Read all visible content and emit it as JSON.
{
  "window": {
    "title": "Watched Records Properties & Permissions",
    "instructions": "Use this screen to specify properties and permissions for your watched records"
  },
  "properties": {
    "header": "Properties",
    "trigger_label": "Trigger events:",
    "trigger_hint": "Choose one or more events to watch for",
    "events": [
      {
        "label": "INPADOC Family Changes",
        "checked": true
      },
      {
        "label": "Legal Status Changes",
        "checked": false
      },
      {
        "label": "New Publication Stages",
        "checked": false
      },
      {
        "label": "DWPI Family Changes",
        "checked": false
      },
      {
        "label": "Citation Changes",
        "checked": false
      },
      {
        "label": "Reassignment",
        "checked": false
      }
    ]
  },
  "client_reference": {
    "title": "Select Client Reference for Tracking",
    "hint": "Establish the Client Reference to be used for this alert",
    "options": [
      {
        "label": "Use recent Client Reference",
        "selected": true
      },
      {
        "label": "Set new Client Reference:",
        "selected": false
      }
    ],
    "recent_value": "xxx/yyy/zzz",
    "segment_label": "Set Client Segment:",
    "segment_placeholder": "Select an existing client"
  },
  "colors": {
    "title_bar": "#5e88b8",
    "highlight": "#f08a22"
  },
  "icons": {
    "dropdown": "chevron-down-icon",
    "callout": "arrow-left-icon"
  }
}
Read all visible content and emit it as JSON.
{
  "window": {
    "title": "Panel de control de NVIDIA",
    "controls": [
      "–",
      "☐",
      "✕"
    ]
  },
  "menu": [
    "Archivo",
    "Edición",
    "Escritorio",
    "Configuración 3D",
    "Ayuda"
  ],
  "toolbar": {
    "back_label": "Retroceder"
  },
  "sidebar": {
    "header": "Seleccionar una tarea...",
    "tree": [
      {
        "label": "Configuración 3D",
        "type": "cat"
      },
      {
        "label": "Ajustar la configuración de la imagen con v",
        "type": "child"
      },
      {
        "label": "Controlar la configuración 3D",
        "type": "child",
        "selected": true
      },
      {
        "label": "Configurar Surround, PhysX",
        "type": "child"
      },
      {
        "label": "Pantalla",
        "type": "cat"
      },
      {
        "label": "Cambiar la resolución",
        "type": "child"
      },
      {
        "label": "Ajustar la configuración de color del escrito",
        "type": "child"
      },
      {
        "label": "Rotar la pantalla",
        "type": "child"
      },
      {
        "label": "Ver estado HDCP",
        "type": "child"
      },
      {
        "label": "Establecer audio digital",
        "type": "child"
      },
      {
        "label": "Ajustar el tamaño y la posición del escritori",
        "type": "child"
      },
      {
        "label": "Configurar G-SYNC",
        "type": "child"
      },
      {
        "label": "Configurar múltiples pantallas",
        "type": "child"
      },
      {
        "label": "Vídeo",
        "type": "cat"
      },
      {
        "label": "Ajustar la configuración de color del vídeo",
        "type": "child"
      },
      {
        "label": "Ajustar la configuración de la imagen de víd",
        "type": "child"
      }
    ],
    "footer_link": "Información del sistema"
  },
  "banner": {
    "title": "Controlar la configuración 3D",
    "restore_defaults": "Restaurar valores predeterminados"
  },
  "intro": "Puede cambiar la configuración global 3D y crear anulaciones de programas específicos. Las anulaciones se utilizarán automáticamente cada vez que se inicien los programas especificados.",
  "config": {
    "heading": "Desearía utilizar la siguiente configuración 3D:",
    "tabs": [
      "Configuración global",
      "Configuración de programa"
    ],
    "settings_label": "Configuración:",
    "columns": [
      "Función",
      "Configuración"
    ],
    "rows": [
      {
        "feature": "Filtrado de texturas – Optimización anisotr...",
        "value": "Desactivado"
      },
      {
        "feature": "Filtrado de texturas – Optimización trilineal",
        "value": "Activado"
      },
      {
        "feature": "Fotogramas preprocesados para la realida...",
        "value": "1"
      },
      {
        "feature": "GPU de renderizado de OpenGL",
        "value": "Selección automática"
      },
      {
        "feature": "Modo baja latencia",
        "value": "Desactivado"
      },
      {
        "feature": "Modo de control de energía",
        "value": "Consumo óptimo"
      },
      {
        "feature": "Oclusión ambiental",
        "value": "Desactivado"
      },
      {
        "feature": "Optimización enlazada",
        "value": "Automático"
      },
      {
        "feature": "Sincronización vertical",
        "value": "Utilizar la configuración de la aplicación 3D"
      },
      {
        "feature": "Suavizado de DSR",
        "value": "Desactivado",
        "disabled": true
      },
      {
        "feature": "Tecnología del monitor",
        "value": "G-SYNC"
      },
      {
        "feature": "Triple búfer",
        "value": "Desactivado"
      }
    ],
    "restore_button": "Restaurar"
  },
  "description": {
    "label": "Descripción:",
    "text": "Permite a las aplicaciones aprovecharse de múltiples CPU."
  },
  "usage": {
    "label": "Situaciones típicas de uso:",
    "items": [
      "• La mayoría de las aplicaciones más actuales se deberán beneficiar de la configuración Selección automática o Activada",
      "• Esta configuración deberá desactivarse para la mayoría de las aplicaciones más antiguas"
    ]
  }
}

+ + +

STATED EXERCISE ▸ Search the entries for the word "Ajustar" and gather every line where it appears.

FULL SOLUTION ▸
        "label": "Ajustar la configuración de la imagen con v",
        "label": "Ajustar la configuración de color del escrito",
        "label": "Ajustar el tamaño y la posición del escritori",
        "label": "Ajustar la configuración de color del vídeo",
        "label": "Ajustar la configuración de la imagen de víd",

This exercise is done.